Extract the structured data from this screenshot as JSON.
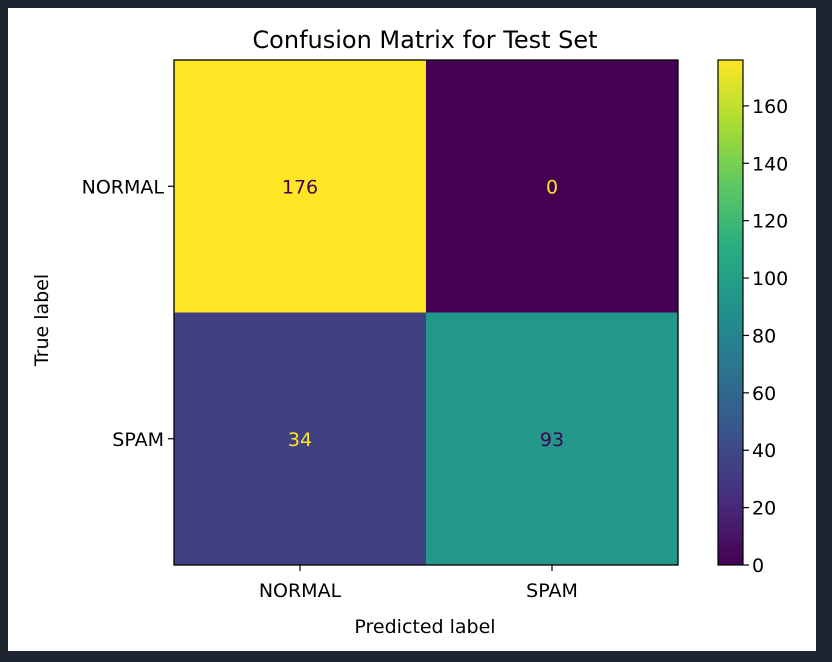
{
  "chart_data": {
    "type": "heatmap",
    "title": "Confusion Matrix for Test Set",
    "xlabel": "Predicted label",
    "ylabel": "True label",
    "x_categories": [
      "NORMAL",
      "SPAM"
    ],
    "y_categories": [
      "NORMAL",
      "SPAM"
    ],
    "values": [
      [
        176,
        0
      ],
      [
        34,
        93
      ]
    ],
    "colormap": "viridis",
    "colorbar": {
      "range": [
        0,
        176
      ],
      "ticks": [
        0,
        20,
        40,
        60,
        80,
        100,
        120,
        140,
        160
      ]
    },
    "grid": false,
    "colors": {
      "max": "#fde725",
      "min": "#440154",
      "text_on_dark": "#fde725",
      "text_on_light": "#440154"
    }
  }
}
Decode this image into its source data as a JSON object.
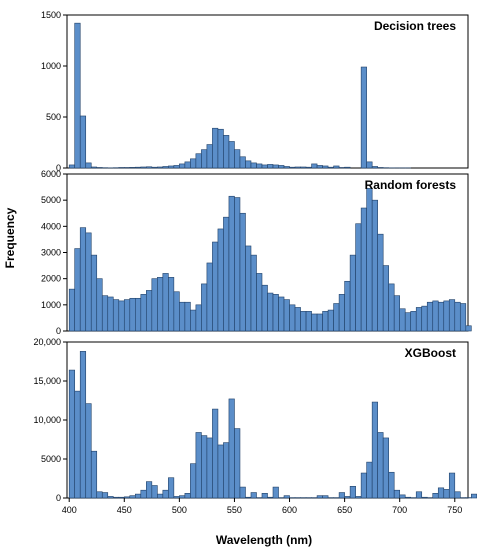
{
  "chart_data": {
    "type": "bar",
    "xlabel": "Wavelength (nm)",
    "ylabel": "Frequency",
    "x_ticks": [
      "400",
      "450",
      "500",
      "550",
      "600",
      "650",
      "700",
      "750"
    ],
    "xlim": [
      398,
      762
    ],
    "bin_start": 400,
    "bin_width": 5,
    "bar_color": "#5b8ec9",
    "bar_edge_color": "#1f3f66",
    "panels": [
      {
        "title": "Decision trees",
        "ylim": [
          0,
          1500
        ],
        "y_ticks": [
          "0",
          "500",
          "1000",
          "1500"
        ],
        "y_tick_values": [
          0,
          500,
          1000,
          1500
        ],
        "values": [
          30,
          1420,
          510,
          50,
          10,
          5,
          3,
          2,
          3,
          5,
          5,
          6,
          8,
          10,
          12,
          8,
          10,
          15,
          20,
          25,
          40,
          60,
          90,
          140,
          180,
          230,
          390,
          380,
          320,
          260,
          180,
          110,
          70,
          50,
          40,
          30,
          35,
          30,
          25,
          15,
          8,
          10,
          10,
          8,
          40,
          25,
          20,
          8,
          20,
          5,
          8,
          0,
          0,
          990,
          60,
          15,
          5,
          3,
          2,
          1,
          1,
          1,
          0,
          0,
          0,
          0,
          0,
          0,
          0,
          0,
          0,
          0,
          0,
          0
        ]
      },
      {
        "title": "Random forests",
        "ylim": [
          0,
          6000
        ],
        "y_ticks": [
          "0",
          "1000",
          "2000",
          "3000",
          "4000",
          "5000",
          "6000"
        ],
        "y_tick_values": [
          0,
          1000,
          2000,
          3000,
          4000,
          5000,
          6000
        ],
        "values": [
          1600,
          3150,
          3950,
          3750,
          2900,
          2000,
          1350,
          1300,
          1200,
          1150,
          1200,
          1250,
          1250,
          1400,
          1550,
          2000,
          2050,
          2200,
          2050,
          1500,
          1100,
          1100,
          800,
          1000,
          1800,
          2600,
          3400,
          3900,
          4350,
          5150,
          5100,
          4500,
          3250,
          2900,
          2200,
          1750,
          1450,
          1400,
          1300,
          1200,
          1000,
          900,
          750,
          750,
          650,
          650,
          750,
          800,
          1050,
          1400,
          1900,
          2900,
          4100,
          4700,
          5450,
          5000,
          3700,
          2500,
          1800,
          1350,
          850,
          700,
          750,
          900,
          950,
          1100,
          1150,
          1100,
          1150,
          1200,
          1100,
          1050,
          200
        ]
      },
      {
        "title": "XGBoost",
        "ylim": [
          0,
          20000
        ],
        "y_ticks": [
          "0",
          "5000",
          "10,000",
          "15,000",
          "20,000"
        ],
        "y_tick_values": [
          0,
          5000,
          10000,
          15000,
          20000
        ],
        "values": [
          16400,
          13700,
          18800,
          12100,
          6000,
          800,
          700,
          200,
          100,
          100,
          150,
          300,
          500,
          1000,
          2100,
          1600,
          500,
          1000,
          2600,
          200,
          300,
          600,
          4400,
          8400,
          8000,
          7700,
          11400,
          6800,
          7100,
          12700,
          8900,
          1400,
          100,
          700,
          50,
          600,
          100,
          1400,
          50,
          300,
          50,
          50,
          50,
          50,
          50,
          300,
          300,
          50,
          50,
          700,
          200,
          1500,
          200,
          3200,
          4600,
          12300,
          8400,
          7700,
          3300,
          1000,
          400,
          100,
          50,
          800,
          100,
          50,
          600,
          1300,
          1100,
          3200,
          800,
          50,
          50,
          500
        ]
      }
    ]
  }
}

________________________

▶ **Goal**: Search the data for "JSON". Copy every line that has it.

▶ **Output of the exercise**:
Extract the structured data from this screenshot as JSON.
Decode this image into its source data as a JSON object.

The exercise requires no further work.